» Records provided:
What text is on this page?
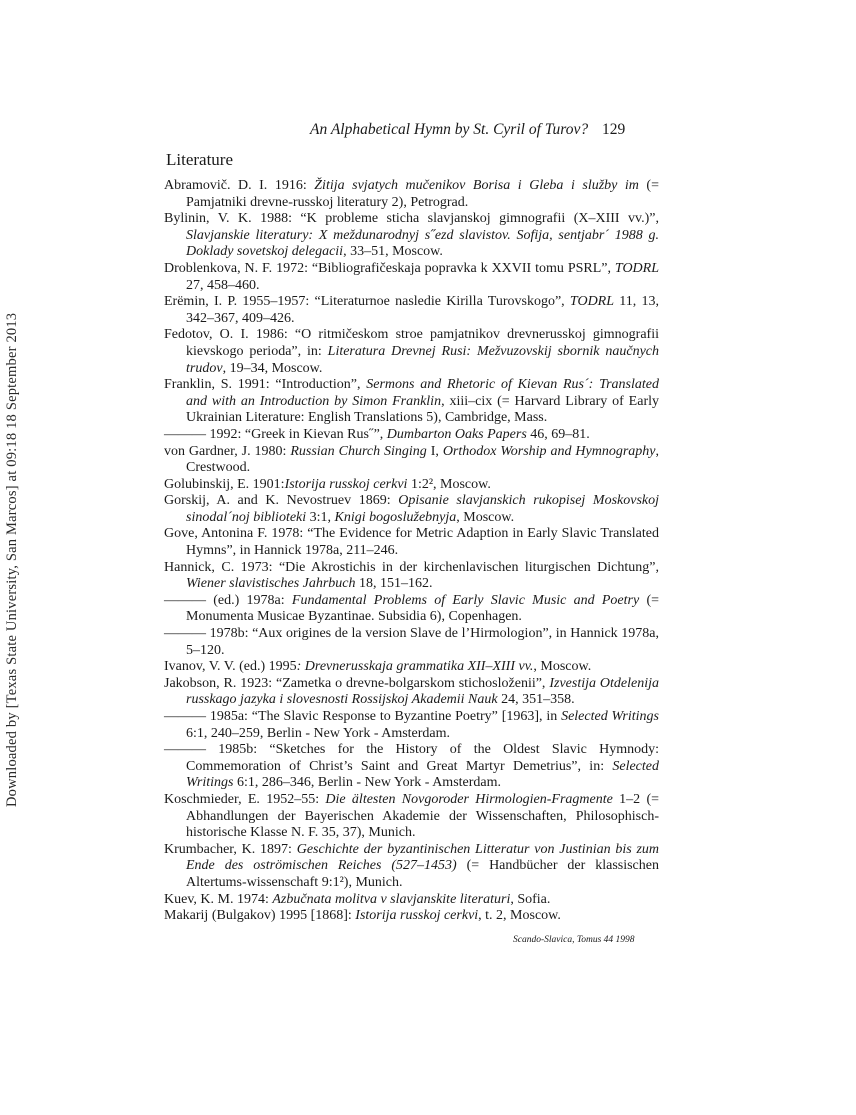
Downloaded by [Texas State University, San Marcos] at 09:18 18 September 2013
An Alphabetical Hymn by St. Cyril of Turov? 129
Literature
Abramovič. D. I. 1916: Žitija svjatych mučenikov Borisa i Gleba i služby im (= Pamjatniki drevne-russkoj literatury 2), Petrograd.
Bylinin, V. K. 1988: “K probleme sticha slavjanskoj gimnografii (X–XIII vv.)”, Slavjanskie literatury: X meždunarodnyj s˝ezd slavistov. Sofija, sentjabr´ 1988 g. Doklady sovetskoj delegacii, 33–51, Moscow.
Droblenkova, N. F. 1972: “Bibliografičeskaja popravka k XXVII tomu PSRL”, TODRL 27, 458–460.
Erëmin, I. P. 1955–1957: “Literaturnoe nasledie Kirilla Turovskogo”, TODRL 11, 13, 342–367, 409–426.
Fedotov, O. I. 1986: “O ritmičeskom stroe pamjatnikov drevnerusskoj gimnografii kievskogo perioda”, in: Literatura Drevnej Rusi: Mežvuzovskij sbornik naučnych trudov, 19–34, Moscow.
Franklin, S. 1991: “Introduction”, Sermons and Rhetoric of Kievan Rus´: Translated and with an Introduction by Simon Franklin, xiii–cix (= Harvard Library of Early Ukrainian Literature: English Translations 5), Cambridge, Mass.
——— 1992: “Greek in Kievan Rus˝”, Dumbarton Oaks Papers 46, 69–81.
von Gardner, J. 1980: Russian Church Singing I, Orthodox Worship and Hymnography, Crestwood.
Golubinskij, E. 1901:Istorija russkoj cerkvi 1:2², Moscow.
Gorskij, A. and K. Nevostruev 1869: Opisanie slavjanskich rukopisej Moskovskoj sinodal´noj biblioteki 3:1, Knigi bogoslužebnyja, Moscow.
Gove, Antonina F. 1978: “The Evidence for Metric Adaption in Early Slavic Translated Hymns”, in Hannick 1978a, 211–246.
Hannick, C. 1973: “Die Akrostichis in der kirchenlavischen liturgischen Dichtung”, Wiener slavistisches Jahrbuch 18, 151–162.
——— (ed.) 1978a: Fundamental Problems of Early Slavic Music and Poetry (= Monumenta Musicae Byzantinae. Subsidia 6), Copenhagen.
——— 1978b: “Aux origines de la version Slave de l’Hirmologion”, in Hannick 1978a, 5–120.
Ivanov, V. V. (ed.) 1995: Drevnerusskaja grammatika XII–XIII vv., Moscow.
Jakobson, R. 1923: “Zametka o drevne-bolgarskom stichosloženii”, Izvestija Otdelenija russkago jazyka i slovesnosti Rossijskoj Akademii Nauk 24, 351–358.
——— 1985a: “The Slavic Response to Byzantine Poetry” [1963], in Selected Writings 6:1, 240–259, Berlin - New York - Amsterdam.
——— 1985b: “Sketches for the History of the Oldest Slavic Hymnody: Commemoration of Christ’s Saint and Great Martyr Demetrius”, in: Selected Writings 6:1, 286–346, Berlin - New York - Amsterdam.
Koschmieder, E. 1952–55: Die ältesten Novgoroder Hirmologien-Fragmente 1–2 (= Abhandlungen der Bayerischen Akademie der Wissenschaften, Philosophisch-historische Klasse N. F. 35, 37), Munich.
Krumbacher, K. 1897: Geschichte der byzantinischen Litteratur von Justinian bis zum Ende des oströmischen Reiches (527–1453) (= Handbücher der klassischen Altertums-wissenschaft 9:1²), Munich.
Kuev, K. M. 1974: Azbučnata molitva v slavjanskite literaturi, Sofia.
Makarij (Bulgakov) 1995 [1868]: Istorija russkoj cerkvi, t. 2, Moscow.
Scando-Slavica, Tomus 44 1998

» Problem to work on: State how many lines include the string "Istorija", and nothing more.

» Complete answer: 2